[STATED EXERCISE]
Make an exact copy of the entries below with the pictures removed.

-- begin INPUT FOR THIS TASK --

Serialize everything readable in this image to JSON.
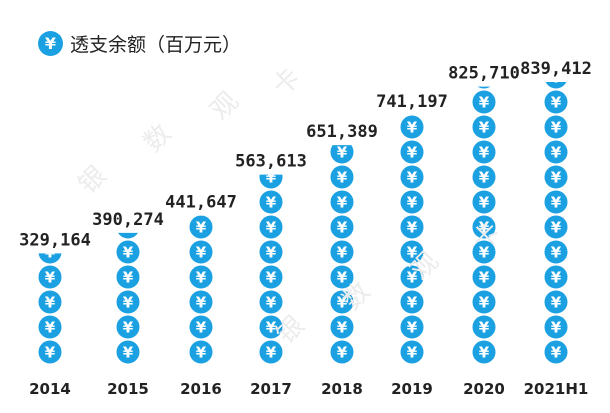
{
  "legend": {
    "icon": "yen-coin-icon",
    "label": "透支余额（百万元）"
  },
  "watermark_chars": [
    "银",
    "数",
    "观",
    "卡"
  ],
  "chart_data": {
    "type": "bar",
    "style": "pictorial-stacked-coins",
    "title": "",
    "xlabel": "",
    "ylabel": "透支余额（百万元）",
    "categories": [
      "2014",
      "2015",
      "2016",
      "2017",
      "2018",
      "2019",
      "2020",
      "2021H1"
    ],
    "values": [
      329164,
      390274,
      441647,
      563613,
      651389,
      741197,
      825710,
      839412
    ],
    "value_labels": [
      "329,164",
      "390,274",
      "441,647",
      "563,613",
      "651,389",
      "741,197",
      "825,710",
      "839,412"
    ],
    "ylim": [
      0,
      839412
    ],
    "grid": false,
    "legend_position": "top-left",
    "colors": {
      "coin": "#1ba1e2",
      "coin_symbol": "#ffffff",
      "text": "#222222",
      "watermark": "#ececec"
    },
    "coin_symbol": "¥"
  }
}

-- end INPUT FOR THIS TASK --

[SOLUTION TO THE PROBLEM]
Serialize everything readable in this image to JSON.
{
  "legend": {
    "icon": "yen-coin-icon",
    "label": "透支余额（百万元）"
  },
  "watermark_chars": [
    "银",
    "数",
    "观",
    "卡"
  ],
  "chart_data": {
    "type": "bar",
    "style": "pictorial-stacked-coins",
    "title": "",
    "xlabel": "",
    "ylabel": "透支余额（百万元）",
    "categories": [
      "2014",
      "2015",
      "2016",
      "2017",
      "2018",
      "2019",
      "2020",
      "2021H1"
    ],
    "values": [
      329164,
      390274,
      441647,
      563613,
      651389,
      741197,
      825710,
      839412
    ],
    "value_labels": [
      "329,164",
      "390,274",
      "441,647",
      "563,613",
      "651,389",
      "741,197",
      "825,710",
      "839,412"
    ],
    "ylim": [
      0,
      839412
    ],
    "grid": false,
    "legend_position": "top-left",
    "colors": {
      "coin": "#1ba1e2",
      "coin_symbol": "#ffffff",
      "text": "#222222",
      "watermark": "#ececec"
    },
    "coin_symbol": "¥"
  }
}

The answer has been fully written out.